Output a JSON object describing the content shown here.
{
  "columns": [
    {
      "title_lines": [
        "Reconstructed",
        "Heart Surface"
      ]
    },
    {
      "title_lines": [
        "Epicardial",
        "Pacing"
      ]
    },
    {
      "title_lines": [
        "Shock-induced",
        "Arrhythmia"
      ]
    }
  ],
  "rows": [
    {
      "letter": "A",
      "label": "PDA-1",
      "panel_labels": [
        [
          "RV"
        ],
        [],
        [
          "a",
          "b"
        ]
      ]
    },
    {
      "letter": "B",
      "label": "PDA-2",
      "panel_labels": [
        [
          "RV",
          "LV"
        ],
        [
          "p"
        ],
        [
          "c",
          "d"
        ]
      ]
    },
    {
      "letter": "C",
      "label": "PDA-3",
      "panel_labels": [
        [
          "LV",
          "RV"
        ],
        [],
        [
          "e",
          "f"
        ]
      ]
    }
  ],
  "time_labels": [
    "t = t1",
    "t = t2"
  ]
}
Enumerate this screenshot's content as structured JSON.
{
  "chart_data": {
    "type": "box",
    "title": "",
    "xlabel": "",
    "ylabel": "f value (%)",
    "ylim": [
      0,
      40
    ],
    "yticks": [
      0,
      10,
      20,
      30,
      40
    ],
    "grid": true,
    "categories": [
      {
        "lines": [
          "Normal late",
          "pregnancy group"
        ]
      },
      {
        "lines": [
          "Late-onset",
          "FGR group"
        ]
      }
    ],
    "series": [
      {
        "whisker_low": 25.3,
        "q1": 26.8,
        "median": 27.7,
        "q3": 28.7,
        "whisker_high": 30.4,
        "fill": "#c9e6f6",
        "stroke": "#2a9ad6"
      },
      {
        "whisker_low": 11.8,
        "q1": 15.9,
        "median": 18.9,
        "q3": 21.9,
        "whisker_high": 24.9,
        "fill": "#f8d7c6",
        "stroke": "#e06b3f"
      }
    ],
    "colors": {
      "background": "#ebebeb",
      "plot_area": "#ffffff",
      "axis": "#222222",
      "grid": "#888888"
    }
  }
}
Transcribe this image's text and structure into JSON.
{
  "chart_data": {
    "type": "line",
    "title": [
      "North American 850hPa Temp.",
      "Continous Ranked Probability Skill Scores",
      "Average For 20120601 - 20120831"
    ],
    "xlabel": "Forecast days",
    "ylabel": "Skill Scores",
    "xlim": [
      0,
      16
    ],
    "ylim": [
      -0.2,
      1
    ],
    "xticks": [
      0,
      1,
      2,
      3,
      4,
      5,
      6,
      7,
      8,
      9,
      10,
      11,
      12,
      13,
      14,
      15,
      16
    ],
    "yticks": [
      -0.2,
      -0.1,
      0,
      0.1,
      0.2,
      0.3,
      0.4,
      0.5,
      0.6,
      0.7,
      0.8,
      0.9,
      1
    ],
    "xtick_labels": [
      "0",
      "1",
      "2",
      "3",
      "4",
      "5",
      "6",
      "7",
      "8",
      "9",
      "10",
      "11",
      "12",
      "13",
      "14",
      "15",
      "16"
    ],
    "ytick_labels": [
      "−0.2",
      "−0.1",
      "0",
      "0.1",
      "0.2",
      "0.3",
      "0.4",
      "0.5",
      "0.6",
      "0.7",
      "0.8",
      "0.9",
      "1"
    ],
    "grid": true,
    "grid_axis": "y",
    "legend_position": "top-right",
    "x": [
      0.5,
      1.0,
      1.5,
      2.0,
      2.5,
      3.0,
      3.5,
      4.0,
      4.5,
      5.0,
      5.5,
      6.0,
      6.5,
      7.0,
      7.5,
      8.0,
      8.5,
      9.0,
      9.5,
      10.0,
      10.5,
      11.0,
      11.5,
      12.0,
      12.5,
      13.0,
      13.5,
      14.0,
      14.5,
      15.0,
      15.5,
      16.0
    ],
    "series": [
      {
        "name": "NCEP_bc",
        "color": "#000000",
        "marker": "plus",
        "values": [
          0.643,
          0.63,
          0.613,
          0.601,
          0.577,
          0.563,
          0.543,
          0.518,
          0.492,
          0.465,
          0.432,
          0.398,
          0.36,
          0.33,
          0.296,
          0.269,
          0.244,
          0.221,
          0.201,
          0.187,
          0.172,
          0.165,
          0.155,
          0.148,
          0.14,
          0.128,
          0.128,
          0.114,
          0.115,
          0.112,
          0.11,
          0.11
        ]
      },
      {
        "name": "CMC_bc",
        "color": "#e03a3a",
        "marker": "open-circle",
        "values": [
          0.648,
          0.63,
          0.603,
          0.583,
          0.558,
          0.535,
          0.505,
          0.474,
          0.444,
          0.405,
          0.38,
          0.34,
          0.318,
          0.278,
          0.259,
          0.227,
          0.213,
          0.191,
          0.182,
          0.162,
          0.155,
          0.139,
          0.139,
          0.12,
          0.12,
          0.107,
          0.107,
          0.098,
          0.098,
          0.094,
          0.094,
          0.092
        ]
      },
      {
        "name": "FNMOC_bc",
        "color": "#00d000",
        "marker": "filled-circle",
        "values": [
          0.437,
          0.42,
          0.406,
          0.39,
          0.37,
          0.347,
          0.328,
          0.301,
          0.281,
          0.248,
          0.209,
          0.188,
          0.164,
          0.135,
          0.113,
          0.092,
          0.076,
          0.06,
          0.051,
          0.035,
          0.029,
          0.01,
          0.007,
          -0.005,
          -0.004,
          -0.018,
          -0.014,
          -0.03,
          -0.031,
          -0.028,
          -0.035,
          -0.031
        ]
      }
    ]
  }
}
====================
__PROBLEM REQUIREMENTS__. Extract the listing in its entirety, matching it exactly.

__FINAL RESULT__.
Output a JSON object describing the content shown here.
{
  "columns": [
    {
      "title_lines": [
        "Reconstructed",
        "Heart Surface"
      ]
    },
    {
      "title_lines": [
        "Epicardial",
        "Pacing"
      ]
    },
    {
      "title_lines": [
        "Shock-induced",
        "Arrhythmia"
      ]
    }
  ],
  "rows": [
    {
      "letter": "A",
      "label": "PDA-1",
      "panel_labels": [
        [
          "RV"
        ],
        [],
        [
          "a",
          "b"
        ]
      ]
    },
    {
      "letter": "B",
      "label": "PDA-2",
      "panel_labels": [
        [
          "RV",
          "LV"
        ],
        [
          "p"
        ],
        [
          "c",
          "d"
        ]
      ]
    },
    {
      "letter": "C",
      "label": "PDA-3",
      "panel_labels": [
        [
          "LV",
          "RV"
        ],
        [],
        [
          "e",
          "f"
        ]
      ]
    }
  ],
  "time_labels": [
    "t = t1",
    "t = t2"
  ]
}
Enumerate this screenshot's content as structured JSON.
{
  "chart_data": {
    "type": "box",
    "title": "",
    "xlabel": "",
    "ylabel": "f value (%)",
    "ylim": [
      0,
      40
    ],
    "yticks": [
      0,
      10,
      20,
      30,
      40
    ],
    "grid": true,
    "categories": [
      {
        "lines": [
          "Normal late",
          "pregnancy group"
        ]
      },
      {
        "lines": [
          "Late-onset",
          "FGR group"
        ]
      }
    ],
    "series": [
      {
        "whisker_low": 25.3,
        "q1": 26.8,
        "median": 27.7,
        "q3": 28.7,
        "whisker_high": 30.4,
        "fill": "#c9e6f6",
        "stroke": "#2a9ad6"
      },
      {
        "whisker_low": 11.8,
        "q1": 15.9,
        "median": 18.9,
        "q3": 21.9,
        "whisker_high": 24.9,
        "fill": "#f8d7c6",
        "stroke": "#e06b3f"
      }
    ],
    "colors": {
      "background": "#ebebeb",
      "plot_area": "#ffffff",
      "axis": "#222222",
      "grid": "#888888"
    }
  }
}
Transcribe this image's text and structure into JSON.
{
  "chart_data": {
    "type": "line",
    "title": [
      "North American 850hPa Temp.",
      "Continous Ranked Probability Skill Scores",
      "Average For 20120601 - 20120831"
    ],
    "xlabel": "Forecast days",
    "ylabel": "Skill Scores",
    "xlim": [
      0,
      16
    ],
    "ylim": [
      -0.2,
      1
    ],
    "xticks": [
      0,
      1,
      2,
      3,
      4,
      5,
      6,
      7,
      8,
      9,
      10,
      11,
      12,
      13,
      14,
      15,
      16
    ],
    "yticks": [
      -0.2,
      -0.1,
      0,
      0.1,
      0.2,
      0.3,
      0.4,
      0.5,
      0.6,
      0.7,
      0.8,
      0.9,
      1
    ],
    "xtick_labels": [
      "0",
      "1",
      "2",
      "3",
      "4",
      "5",
      "6",
      "7",
      "8",
      "9",
      "10",
      "11",
      "12",
      "13",
      "14",
      "15",
      "16"
    ],
    "ytick_labels": [
      "−0.2",
      "−0.1",
      "0",
      "0.1",
      "0.2",
      "0.3",
      "0.4",
      "0.5",
      "0.6",
      "0.7",
      "0.8",
      "0.9",
      "1"
    ],
    "grid": true,
    "grid_axis": "y",
    "legend_position": "top-right",
    "x": [
      0.5,
      1.0,
      1.5,
      2.0,
      2.5,
      3.0,
      3.5,
      4.0,
      4.5,
      5.0,
      5.5,
      6.0,
      6.5,
      7.0,
      7.5,
      8.0,
      8.5,
      9.0,
      9.5,
      10.0,
      10.5,
      11.0,
      11.5,
      12.0,
      12.5,
      13.0,
      13.5,
      14.0,
      14.5,
      15.0,
      15.5,
      16.0
    ],
    "series": [
      {
        "name": "NCEP_bc",
        "color": "#000000",
        "marker": "plus",
        "values": [
          0.643,
          0.63,
          0.613,
          0.601,
          0.577,
          0.563,
          0.543,
          0.518,
          0.492,
          0.465,
          0.432,
          0.398,
          0.36,
          0.33,
          0.296,
          0.269,
          0.244,
          0.221,
          0.201,
          0.187,
          0.172,
          0.165,
          0.155,
          0.148,
          0.14,
          0.128,
          0.128,
          0.114,
          0.115,
          0.112,
          0.11,
          0.11
        ]
      },
      {
        "name": "CMC_bc",
        "color": "#e03a3a",
        "marker": "open-circle",
        "values": [
          0.648,
          0.63,
          0.603,
          0.583,
          0.558,
          0.535,
          0.505,
          0.474,
          0.444,
          0.405,
          0.38,
          0.34,
          0.318,
          0.278,
          0.259,
          0.227,
          0.213,
          0.191,
          0.182,
          0.162,
          0.155,
          0.139,
          0.139,
          0.12,
          0.12,
          0.107,
          0.107,
          0.098,
          0.098,
          0.094,
          0.094,
          0.092
        ]
      },
      {
        "name": "FNMOC_bc",
        "color": "#00d000",
        "marker": "filled-circle",
        "values": [
          0.437,
          0.42,
          0.406,
          0.39,
          0.37,
          0.347,
          0.328,
          0.301,
          0.281,
          0.248,
          0.209,
          0.188,
          0.164,
          0.135,
          0.113,
          0.092,
          0.076,
          0.06,
          0.051,
          0.035,
          0.029,
          0.01,
          0.007,
          -0.005,
          -0.004,
          -0.018,
          -0.014,
          -0.03,
          -0.031,
          -0.028,
          -0.035,
          -0.031
        ]
      }
    ]
  }
}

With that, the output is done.